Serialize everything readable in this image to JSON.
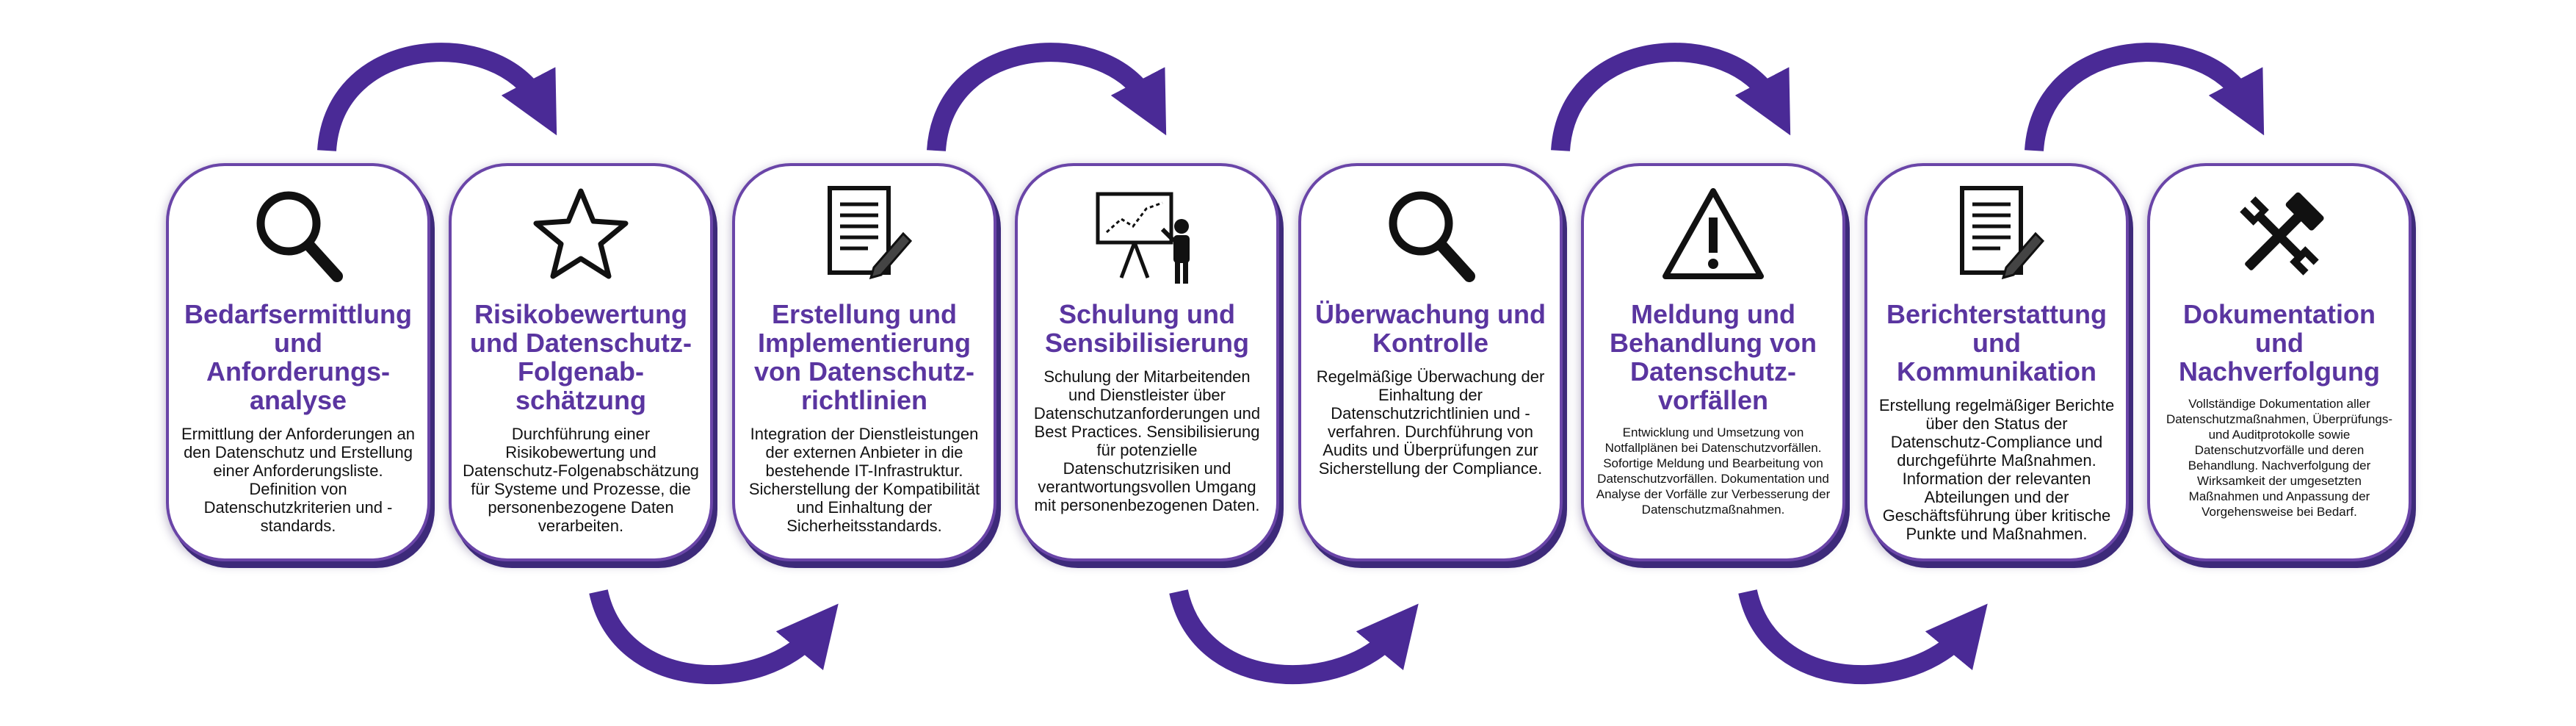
{
  "colors": {
    "accent": "#5a35a0",
    "arrow": "#4a2a96",
    "border": "#6a45a8"
  },
  "steps": [
    {
      "icon": "magnifier-icon",
      "title": "Bedarfsermittlung und Anforderungs-analyse",
      "desc": "Ermittlung der Anforderungen an den Datenschutz und Erstellung einer Anforderungsliste. Definition von Datenschutzkriterien und -standards."
    },
    {
      "icon": "star-icon",
      "title": "Risikobewertung und Datenschutz-Folgenab-schätzung",
      "desc": "Durchführung einer Risikobewertung und Datenschutz-Folgenabschätzung für Systeme und Prozesse, die personenbezogene Daten verarbeiten."
    },
    {
      "icon": "document-pen-icon",
      "title": "Erstellung und Implementierung von Datenschutz-richtlinien",
      "desc": "Integration der Dienstleistungen der externen Anbieter in die bestehende IT-Infrastruktur. Sicherstellung der Kompatibilität und Einhaltung der Sicherheitsstandards."
    },
    {
      "icon": "presentation-icon",
      "title": "Schulung und Sensibilisierung",
      "desc": "Schulung der Mitarbeitenden und Dienstleister über Datenschutzanforderungen und Best Practices. Sensibilisierung für potenzielle Datenschutzrisiken und verantwortungsvollen Umgang mit personenbezogenen Daten."
    },
    {
      "icon": "magnifier-icon",
      "title": "Überwachung und Kontrolle",
      "desc": "Regelmäßige Überwachung der Einhaltung der Datenschutzrichtlinien und -verfahren. Durchführung von Audits und Überprüfungen zur Sicherstellung der Compliance."
    },
    {
      "icon": "warning-icon",
      "title": "Meldung und Behandlung von Datenschutz-vorfällen",
      "desc": "Entwicklung und Umsetzung von Notfallplänen bei Datenschutzvorfällen. Sofortige Meldung und Bearbeitung von Datenschutzvorfällen. Dokumentation und Analyse der Vorfälle zur Verbesserung der Datenschutzmaßnahmen."
    },
    {
      "icon": "document-pen-icon",
      "title": "Berichterstattung und Kommunikation",
      "desc": "Erstellung regelmäßiger Berichte über den Status der Datenschutz-Compliance und durchgeführte Maßnahmen. Information der relevanten Abteilungen und der Geschäftsführung über kritische Punkte und Maßnahmen."
    },
    {
      "icon": "tools-icon",
      "title": "Dokumentation und Nachverfolgung",
      "desc": "Vollständige Dokumentation aller Datenschutzmaßnahmen, Überprüfungs- und Auditprotokolle sowie Datenschutzvorfälle und deren Behandlung. Nachverfolgung der Wirksamkeit der umgesetzten Maßnahmen und Anpassung der Vorgehensweise bei Bedarf."
    }
  ]
}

> [Exercise aim]: Set the entries down again exactly. Do not include the images.

> [Complete output]:
Serialize everything readable in this image to JSON.
{
  "colors": {
    "accent": "#5a35a0",
    "arrow": "#4a2a96",
    "border": "#6a45a8"
  },
  "steps": [
    {
      "icon": "magnifier-icon",
      "title": "Bedarfsermittlung und Anforderungs-analyse",
      "desc": "Ermittlung der Anforderungen an den Datenschutz und Erstellung einer Anforderungsliste. Definition von Datenschutzkriterien und -standards."
    },
    {
      "icon": "star-icon",
      "title": "Risikobewertung und Datenschutz-Folgenab-schätzung",
      "desc": "Durchführung einer Risikobewertung und Datenschutz-Folgenabschätzung für Systeme und Prozesse, die personenbezogene Daten verarbeiten."
    },
    {
      "icon": "document-pen-icon",
      "title": "Erstellung und Implementierung von Datenschutz-richtlinien",
      "desc": "Integration der Dienstleistungen der externen Anbieter in die bestehende IT-Infrastruktur. Sicherstellung der Kompatibilität und Einhaltung der Sicherheitsstandards."
    },
    {
      "icon": "presentation-icon",
      "title": "Schulung und Sensibilisierung",
      "desc": "Schulung der Mitarbeitenden und Dienstleister über Datenschutzanforderungen und Best Practices. Sensibilisierung für potenzielle Datenschutzrisiken und verantwortungsvollen Umgang mit personenbezogenen Daten."
    },
    {
      "icon": "magnifier-icon",
      "title": "Überwachung und Kontrolle",
      "desc": "Regelmäßige Überwachung der Einhaltung der Datenschutzrichtlinien und -verfahren. Durchführung von Audits und Überprüfungen zur Sicherstellung der Compliance."
    },
    {
      "icon": "warning-icon",
      "title": "Meldung und Behandlung von Datenschutz-vorfällen",
      "desc": "Entwicklung und Umsetzung von Notfallplänen bei Datenschutzvorfällen. Sofortige Meldung und Bearbeitung von Datenschutzvorfällen. Dokumentation und Analyse der Vorfälle zur Verbesserung der Datenschutzmaßnahmen."
    },
    {
      "icon": "document-pen-icon",
      "title": "Berichterstattung und Kommunikation",
      "desc": "Erstellung regelmäßiger Berichte über den Status der Datenschutz-Compliance und durchgeführte Maßnahmen. Information der relevanten Abteilungen und der Geschäftsführung über kritische Punkte und Maßnahmen."
    },
    {
      "icon": "tools-icon",
      "title": "Dokumentation und Nachverfolgung",
      "desc": "Vollständige Dokumentation aller Datenschutzmaßnahmen, Überprüfungs- und Auditprotokolle sowie Datenschutzvorfälle und deren Behandlung. Nachverfolgung der Wirksamkeit der umgesetzten Maßnahmen und Anpassung der Vorgehensweise bei Bedarf."
    }
  ]
}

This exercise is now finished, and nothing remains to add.